(Data listing)
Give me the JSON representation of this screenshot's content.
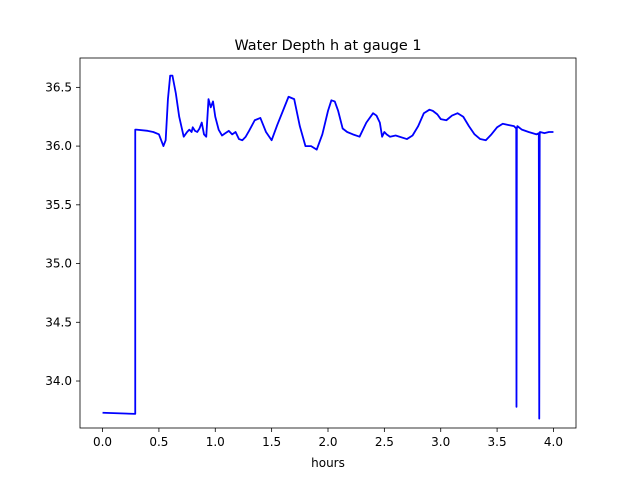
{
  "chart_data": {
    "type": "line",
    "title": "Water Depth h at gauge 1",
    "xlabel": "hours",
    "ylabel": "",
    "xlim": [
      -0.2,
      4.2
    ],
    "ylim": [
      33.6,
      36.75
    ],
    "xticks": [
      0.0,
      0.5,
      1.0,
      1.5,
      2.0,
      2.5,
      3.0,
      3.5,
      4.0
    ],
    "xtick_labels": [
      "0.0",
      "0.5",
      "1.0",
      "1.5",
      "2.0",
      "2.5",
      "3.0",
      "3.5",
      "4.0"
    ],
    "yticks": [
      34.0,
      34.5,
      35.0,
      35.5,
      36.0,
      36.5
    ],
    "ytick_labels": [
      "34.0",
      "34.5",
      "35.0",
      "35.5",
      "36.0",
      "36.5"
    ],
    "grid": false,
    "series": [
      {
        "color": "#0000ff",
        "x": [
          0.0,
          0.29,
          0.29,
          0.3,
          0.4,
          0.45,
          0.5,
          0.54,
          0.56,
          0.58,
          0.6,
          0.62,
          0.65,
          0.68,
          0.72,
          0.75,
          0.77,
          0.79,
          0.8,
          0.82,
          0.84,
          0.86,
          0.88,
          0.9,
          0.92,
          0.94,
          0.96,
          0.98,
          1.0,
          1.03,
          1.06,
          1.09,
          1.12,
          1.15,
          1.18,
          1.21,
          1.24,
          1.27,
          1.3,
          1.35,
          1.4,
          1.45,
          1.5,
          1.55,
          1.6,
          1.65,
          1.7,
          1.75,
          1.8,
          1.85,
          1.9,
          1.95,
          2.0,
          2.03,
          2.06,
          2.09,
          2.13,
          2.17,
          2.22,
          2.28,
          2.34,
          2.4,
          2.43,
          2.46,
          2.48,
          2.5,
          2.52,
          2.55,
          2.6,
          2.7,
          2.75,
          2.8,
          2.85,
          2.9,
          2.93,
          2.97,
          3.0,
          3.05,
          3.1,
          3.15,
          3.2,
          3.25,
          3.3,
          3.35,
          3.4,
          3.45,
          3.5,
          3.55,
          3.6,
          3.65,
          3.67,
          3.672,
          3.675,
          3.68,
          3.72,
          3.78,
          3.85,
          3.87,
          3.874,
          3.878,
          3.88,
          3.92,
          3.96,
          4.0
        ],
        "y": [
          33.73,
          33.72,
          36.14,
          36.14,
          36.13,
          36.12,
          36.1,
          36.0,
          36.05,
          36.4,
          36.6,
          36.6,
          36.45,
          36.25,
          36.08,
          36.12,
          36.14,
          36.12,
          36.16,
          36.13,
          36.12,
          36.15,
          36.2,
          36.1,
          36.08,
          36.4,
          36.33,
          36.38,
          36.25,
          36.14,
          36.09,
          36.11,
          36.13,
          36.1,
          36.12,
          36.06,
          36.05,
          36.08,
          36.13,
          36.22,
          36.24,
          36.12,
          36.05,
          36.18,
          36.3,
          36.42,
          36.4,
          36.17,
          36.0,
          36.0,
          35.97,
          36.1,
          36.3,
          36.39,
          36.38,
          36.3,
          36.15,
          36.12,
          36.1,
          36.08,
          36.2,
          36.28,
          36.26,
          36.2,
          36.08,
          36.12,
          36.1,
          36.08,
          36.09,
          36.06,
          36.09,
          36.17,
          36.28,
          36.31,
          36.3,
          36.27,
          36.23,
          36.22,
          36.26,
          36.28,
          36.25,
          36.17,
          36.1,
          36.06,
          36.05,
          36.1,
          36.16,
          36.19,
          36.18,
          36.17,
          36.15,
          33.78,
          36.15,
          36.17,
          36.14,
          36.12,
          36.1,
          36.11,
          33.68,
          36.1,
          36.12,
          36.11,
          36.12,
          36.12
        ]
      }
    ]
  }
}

Exercise objective |
Return all the entries word for word, but omit any pictures they contain.

Output for this exercise |
Give me the JSON representation of this screenshot's content.
{
  "chart_data": {
    "type": "line",
    "title": "Water Depth h at gauge 1",
    "xlabel": "hours",
    "ylabel": "",
    "xlim": [
      -0.2,
      4.2
    ],
    "ylim": [
      33.6,
      36.75
    ],
    "xticks": [
      0.0,
      0.5,
      1.0,
      1.5,
      2.0,
      2.5,
      3.0,
      3.5,
      4.0
    ],
    "xtick_labels": [
      "0.0",
      "0.5",
      "1.0",
      "1.5",
      "2.0",
      "2.5",
      "3.0",
      "3.5",
      "4.0"
    ],
    "yticks": [
      34.0,
      34.5,
      35.0,
      35.5,
      36.0,
      36.5
    ],
    "ytick_labels": [
      "34.0",
      "34.5",
      "35.0",
      "35.5",
      "36.0",
      "36.5"
    ],
    "grid": false,
    "series": [
      {
        "color": "#0000ff",
        "x": [
          0.0,
          0.29,
          0.29,
          0.3,
          0.4,
          0.45,
          0.5,
          0.54,
          0.56,
          0.58,
          0.6,
          0.62,
          0.65,
          0.68,
          0.72,
          0.75,
          0.77,
          0.79,
          0.8,
          0.82,
          0.84,
          0.86,
          0.88,
          0.9,
          0.92,
          0.94,
          0.96,
          0.98,
          1.0,
          1.03,
          1.06,
          1.09,
          1.12,
          1.15,
          1.18,
          1.21,
          1.24,
          1.27,
          1.3,
          1.35,
          1.4,
          1.45,
          1.5,
          1.55,
          1.6,
          1.65,
          1.7,
          1.75,
          1.8,
          1.85,
          1.9,
          1.95,
          2.0,
          2.03,
          2.06,
          2.09,
          2.13,
          2.17,
          2.22,
          2.28,
          2.34,
          2.4,
          2.43,
          2.46,
          2.48,
          2.5,
          2.52,
          2.55,
          2.6,
          2.7,
          2.75,
          2.8,
          2.85,
          2.9,
          2.93,
          2.97,
          3.0,
          3.05,
          3.1,
          3.15,
          3.2,
          3.25,
          3.3,
          3.35,
          3.4,
          3.45,
          3.5,
          3.55,
          3.6,
          3.65,
          3.67,
          3.672,
          3.675,
          3.68,
          3.72,
          3.78,
          3.85,
          3.87,
          3.874,
          3.878,
          3.88,
          3.92,
          3.96,
          4.0
        ],
        "y": [
          33.73,
          33.72,
          36.14,
          36.14,
          36.13,
          36.12,
          36.1,
          36.0,
          36.05,
          36.4,
          36.6,
          36.6,
          36.45,
          36.25,
          36.08,
          36.12,
          36.14,
          36.12,
          36.16,
          36.13,
          36.12,
          36.15,
          36.2,
          36.1,
          36.08,
          36.4,
          36.33,
          36.38,
          36.25,
          36.14,
          36.09,
          36.11,
          36.13,
          36.1,
          36.12,
          36.06,
          36.05,
          36.08,
          36.13,
          36.22,
          36.24,
          36.12,
          36.05,
          36.18,
          36.3,
          36.42,
          36.4,
          36.17,
          36.0,
          36.0,
          35.97,
          36.1,
          36.3,
          36.39,
          36.38,
          36.3,
          36.15,
          36.12,
          36.1,
          36.08,
          36.2,
          36.28,
          36.26,
          36.2,
          36.08,
          36.12,
          36.1,
          36.08,
          36.09,
          36.06,
          36.09,
          36.17,
          36.28,
          36.31,
          36.3,
          36.27,
          36.23,
          36.22,
          36.26,
          36.28,
          36.25,
          36.17,
          36.1,
          36.06,
          36.05,
          36.1,
          36.16,
          36.19,
          36.18,
          36.17,
          36.15,
          33.78,
          36.15,
          36.17,
          36.14,
          36.12,
          36.1,
          36.11,
          33.68,
          36.1,
          36.12,
          36.11,
          36.12,
          36.12
        ]
      }
    ]
  }
}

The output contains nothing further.